WHAT IS NEEDED
Each line below should be quoted exactly, please.
↓
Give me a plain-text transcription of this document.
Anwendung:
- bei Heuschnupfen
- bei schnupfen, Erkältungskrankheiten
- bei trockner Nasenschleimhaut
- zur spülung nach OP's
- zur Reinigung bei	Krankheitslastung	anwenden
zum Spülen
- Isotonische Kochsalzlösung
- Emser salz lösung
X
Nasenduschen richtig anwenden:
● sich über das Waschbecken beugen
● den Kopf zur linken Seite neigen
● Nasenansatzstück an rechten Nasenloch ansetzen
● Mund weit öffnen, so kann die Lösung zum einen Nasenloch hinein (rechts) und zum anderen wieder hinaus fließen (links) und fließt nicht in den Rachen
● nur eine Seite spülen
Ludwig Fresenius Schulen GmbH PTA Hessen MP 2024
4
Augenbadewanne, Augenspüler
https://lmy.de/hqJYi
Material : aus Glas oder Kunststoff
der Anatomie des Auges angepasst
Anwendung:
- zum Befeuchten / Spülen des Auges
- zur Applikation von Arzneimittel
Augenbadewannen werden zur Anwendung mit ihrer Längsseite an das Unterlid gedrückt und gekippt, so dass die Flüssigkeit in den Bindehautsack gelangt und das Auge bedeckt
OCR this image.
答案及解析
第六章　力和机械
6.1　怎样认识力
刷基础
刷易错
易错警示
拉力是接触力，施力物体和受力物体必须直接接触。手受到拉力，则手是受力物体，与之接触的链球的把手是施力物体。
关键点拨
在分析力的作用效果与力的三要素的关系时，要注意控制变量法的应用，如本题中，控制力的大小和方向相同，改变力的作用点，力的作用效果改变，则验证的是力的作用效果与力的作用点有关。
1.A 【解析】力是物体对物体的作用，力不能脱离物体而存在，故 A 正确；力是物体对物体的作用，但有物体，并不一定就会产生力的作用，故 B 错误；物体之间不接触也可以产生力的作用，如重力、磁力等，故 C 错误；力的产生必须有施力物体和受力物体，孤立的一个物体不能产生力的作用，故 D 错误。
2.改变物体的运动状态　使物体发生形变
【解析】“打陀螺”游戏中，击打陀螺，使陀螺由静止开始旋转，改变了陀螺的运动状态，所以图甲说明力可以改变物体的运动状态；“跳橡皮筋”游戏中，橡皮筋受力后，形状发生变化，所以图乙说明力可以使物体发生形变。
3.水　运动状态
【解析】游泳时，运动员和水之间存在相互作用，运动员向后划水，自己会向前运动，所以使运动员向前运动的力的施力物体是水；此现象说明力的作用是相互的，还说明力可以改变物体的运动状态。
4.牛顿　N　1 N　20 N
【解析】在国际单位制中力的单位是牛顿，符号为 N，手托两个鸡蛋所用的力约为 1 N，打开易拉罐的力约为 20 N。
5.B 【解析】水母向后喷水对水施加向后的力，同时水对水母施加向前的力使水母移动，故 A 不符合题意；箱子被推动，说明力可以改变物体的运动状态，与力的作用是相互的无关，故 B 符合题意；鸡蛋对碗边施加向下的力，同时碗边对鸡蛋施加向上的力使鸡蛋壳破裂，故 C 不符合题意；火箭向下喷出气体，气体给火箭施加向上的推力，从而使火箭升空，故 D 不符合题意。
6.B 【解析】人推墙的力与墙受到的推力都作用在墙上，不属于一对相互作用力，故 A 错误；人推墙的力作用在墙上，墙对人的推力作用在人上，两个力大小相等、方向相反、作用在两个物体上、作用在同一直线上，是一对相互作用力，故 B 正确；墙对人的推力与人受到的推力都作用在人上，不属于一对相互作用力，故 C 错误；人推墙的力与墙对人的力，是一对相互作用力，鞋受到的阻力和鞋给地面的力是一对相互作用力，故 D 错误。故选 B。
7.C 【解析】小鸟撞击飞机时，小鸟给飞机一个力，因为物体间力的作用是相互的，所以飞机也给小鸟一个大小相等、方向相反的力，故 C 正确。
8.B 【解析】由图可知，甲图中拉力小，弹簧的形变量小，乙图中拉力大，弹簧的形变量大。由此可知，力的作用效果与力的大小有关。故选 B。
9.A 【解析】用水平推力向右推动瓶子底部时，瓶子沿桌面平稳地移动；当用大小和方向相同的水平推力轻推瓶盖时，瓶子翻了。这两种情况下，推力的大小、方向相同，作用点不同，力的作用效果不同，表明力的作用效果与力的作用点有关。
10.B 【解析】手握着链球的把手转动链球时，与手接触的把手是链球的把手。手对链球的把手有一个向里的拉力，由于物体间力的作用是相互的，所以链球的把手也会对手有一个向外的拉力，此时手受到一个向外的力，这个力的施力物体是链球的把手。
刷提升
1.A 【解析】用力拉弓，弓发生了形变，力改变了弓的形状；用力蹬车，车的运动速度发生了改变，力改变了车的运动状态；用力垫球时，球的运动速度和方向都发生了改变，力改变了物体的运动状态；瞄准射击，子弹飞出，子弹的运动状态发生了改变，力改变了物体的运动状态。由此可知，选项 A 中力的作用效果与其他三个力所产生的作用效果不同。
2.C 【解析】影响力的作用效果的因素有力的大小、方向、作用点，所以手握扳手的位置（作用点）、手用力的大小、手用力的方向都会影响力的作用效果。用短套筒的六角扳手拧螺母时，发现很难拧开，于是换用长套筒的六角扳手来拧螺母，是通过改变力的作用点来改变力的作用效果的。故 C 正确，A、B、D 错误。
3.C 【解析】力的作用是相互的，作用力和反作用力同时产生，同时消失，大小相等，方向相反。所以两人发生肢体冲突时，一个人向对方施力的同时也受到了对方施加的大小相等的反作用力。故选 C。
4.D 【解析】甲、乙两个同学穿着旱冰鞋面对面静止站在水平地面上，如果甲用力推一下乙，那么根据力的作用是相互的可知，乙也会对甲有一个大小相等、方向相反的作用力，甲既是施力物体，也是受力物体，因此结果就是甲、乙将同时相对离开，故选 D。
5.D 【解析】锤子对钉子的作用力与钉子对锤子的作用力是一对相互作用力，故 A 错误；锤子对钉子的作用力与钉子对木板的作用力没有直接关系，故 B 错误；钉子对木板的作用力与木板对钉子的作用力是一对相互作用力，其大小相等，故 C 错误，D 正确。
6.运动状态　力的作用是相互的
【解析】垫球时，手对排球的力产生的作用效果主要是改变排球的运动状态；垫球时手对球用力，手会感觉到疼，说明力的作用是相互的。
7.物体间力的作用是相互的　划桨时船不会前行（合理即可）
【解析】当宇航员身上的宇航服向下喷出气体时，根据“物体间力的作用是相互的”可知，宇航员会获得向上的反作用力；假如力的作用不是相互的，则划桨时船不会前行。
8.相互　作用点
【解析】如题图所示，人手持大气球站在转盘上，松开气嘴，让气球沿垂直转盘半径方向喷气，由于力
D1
↑
COMPLETED EXERCISE
Give me a plain-text transcription of this document.
Anwendung:
- bei Heuschnupfen
- bei schnupfen, Erkältungskrankheiten
- bei trockner Nasenschleimhaut
- zur spülung nach OP's
- zur Reinigung bei	Krankheitslastung	anwenden
zum Spülen
- Isotonische Kochsalzlösung
- Emser salz lösung
X
Nasenduschen richtig anwenden:
● sich über das Waschbecken beugen
● den Kopf zur linken Seite neigen
● Nasenansatzstück an rechten Nasenloch ansetzen
● Mund weit öffnen, so kann die Lösung zum einen Nasenloch hinein (rechts) und zum anderen wieder hinaus fließen (links) und fließt nicht in den Rachen
● nur eine Seite spülen
Ludwig Fresenius Schulen GmbH PTA Hessen MP 2024
4
Augenbadewanne, Augenspüler
https://lmy.de/hqJYi
Material : aus Glas oder Kunststoff
der Anatomie des Auges angepasst
Anwendung:
- zum Befeuchten / Spülen des Auges
- zur Applikation von Arzneimittel
Augenbadewannen werden zur Anwendung mit ihrer Längsseite an das Unterlid gedrückt und gekippt, so dass die Flüssigkeit in den Bindehautsack gelangt und das Auge bedeckt
OCR this image.
答案及解析
第六章　力和机械
6.1　怎样认识力
刷基础
刷易错
易错警示
拉力是接触力，施力物体和受力物体必须直接接触。手受到拉力，则手是受力物体，与之接触的链球的把手是施力物体。
关键点拨
在分析力的作用效果与力的三要素的关系时，要注意控制变量法的应用，如本题中，控制力的大小和方向相同，改变力的作用点，力的作用效果改变，则验证的是力的作用效果与力的作用点有关。
1.A 【解析】力是物体对物体的作用，力不能脱离物体而存在，故 A 正确；力是物体对物体的作用，但有物体，并不一定就会产生力的作用，故 B 错误；物体之间不接触也可以产生力的作用，如重力、磁力等，故 C 错误；力的产生必须有施力物体和受力物体，孤立的一个物体不能产生力的作用，故 D 错误。
2.改变物体的运动状态　使物体发生形变
【解析】“打陀螺”游戏中，击打陀螺，使陀螺由静止开始旋转，改变了陀螺的运动状态，所以图甲说明力可以改变物体的运动状态；“跳橡皮筋”游戏中，橡皮筋受力后，形状发生变化，所以图乙说明力可以使物体发生形变。
3.水　运动状态
【解析】游泳时，运动员和水之间存在相互作用，运动员向后划水，自己会向前运动，所以使运动员向前运动的力的施力物体是水；此现象说明力的作用是相互的，还说明力可以改变物体的运动状态。
4.牛顿　N　1 N　20 N
【解析】在国际单位制中力的单位是牛顿，符号为 N，手托两个鸡蛋所用的力约为 1 N，打开易拉罐的力约为 20 N。
5.B 【解析】水母向后喷水对水施加向后的力，同时水对水母施加向前的力使水母移动，故 A 不符合题意；箱子被推动，说明力可以改变物体的运动状态，与力的作用是相互的无关，故 B 符合题意；鸡蛋对碗边施加向下的力，同时碗边对鸡蛋施加向上的力使鸡蛋壳破裂，故 C 不符合题意；火箭向下喷出气体，气体给火箭施加向上的推力，从而使火箭升空，故 D 不符合题意。
6.B 【解析】人推墙的力与墙受到的推力都作用在墙上，不属于一对相互作用力，故 A 错误；人推墙的力作用在墙上，墙对人的推力作用在人上，两个力大小相等、方向相反、作用在两个物体上、作用在同一直线上，是一对相互作用力，故 B 正确；墙对人的推力与人受到的推力都作用在人上，不属于一对相互作用力，故 C 错误；人推墙的力与墙对人的力，是一对相互作用力，鞋受到的阻力和鞋给地面的力是一对相互作用力，故 D 错误。故选 B。
7.C 【解析】小鸟撞击飞机时，小鸟给飞机一个力，因为物体间力的作用是相互的，所以飞机也给小鸟一个大小相等、方向相反的力，故 C 正确。
8.B 【解析】由图可知，甲图中拉力小，弹簧的形变量小，乙图中拉力大，弹簧的形变量大。由此可知，力的作用效果与力的大小有关。故选 B。
9.A 【解析】用水平推力向右推动瓶子底部时，瓶子沿桌面平稳地移动；当用大小和方向相同的水平推力轻推瓶盖时，瓶子翻了。这两种情况下，推力的大小、方向相同，作用点不同，力的作用效果不同，表明力的作用效果与力的作用点有关。
10.B 【解析】手握着链球的把手转动链球时，与手接触的把手是链球的把手。手对链球的把手有一个向里的拉力，由于物体间力的作用是相互的，所以链球的把手也会对手有一个向外的拉力，此时手受到一个向外的力，这个力的施力物体是链球的把手。
刷提升
1.A 【解析】用力拉弓，弓发生了形变，力改变了弓的形状；用力蹬车，车的运动速度发生了改变，力改变了车的运动状态；用力垫球时，球的运动速度和方向都发生了改变，力改变了物体的运动状态；瞄准射击，子弹飞出，子弹的运动状态发生了改变，力改变了物体的运动状态。由此可知，选项 A 中力的作用效果与其他三个力所产生的作用效果不同。
2.C 【解析】影响力的作用效果的因素有力的大小、方向、作用点，所以手握扳手的位置（作用点）、手用力的大小、手用力的方向都会影响力的作用效果。用短套筒的六角扳手拧螺母时，发现很难拧开，于是换用长套筒的六角扳手来拧螺母，是通过改变力的作用点来改变力的作用效果的。故 C 正确，A、B、D 错误。
3.C 【解析】力的作用是相互的，作用力和反作用力同时产生，同时消失，大小相等，方向相反。所以两人发生肢体冲突时，一个人向对方施力的同时也受到了对方施加的大小相等的反作用力。故选 C。
4.D 【解析】甲、乙两个同学穿着旱冰鞋面对面静止站在水平地面上，如果甲用力推一下乙，那么根据力的作用是相互的可知，乙也会对甲有一个大小相等、方向相反的作用力，甲既是施力物体，也是受力物体，因此结果就是甲、乙将同时相对离开，故选 D。
5.D 【解析】锤子对钉子的作用力与钉子对锤子的作用力是一对相互作用力，故 A 错误；锤子对钉子的作用力与钉子对木板的作用力没有直接关系，故 B 错误；钉子对木板的作用力与木板对钉子的作用力是一对相互作用力，其大小相等，故 C 错误，D 正确。
6.运动状态　力的作用是相互的
【解析】垫球时，手对排球的力产生的作用效果主要是改变排球的运动状态；垫球时手对球用力，手会感觉到疼，说明力的作用是相互的。
7.物体间力的作用是相互的　划桨时船不会前行（合理即可）
【解析】当宇航员身上的宇航服向下喷出气体时，根据“物体间力的作用是相互的”可知，宇航员会获得向上的反作用力；假如力的作用不是相互的，则划桨时船不会前行。
8.相互　作用点
【解析】如题图所示，人手持大气球站在转盘上，松开气嘴，让气球沿垂直转盘半径方向喷气，由于力
D1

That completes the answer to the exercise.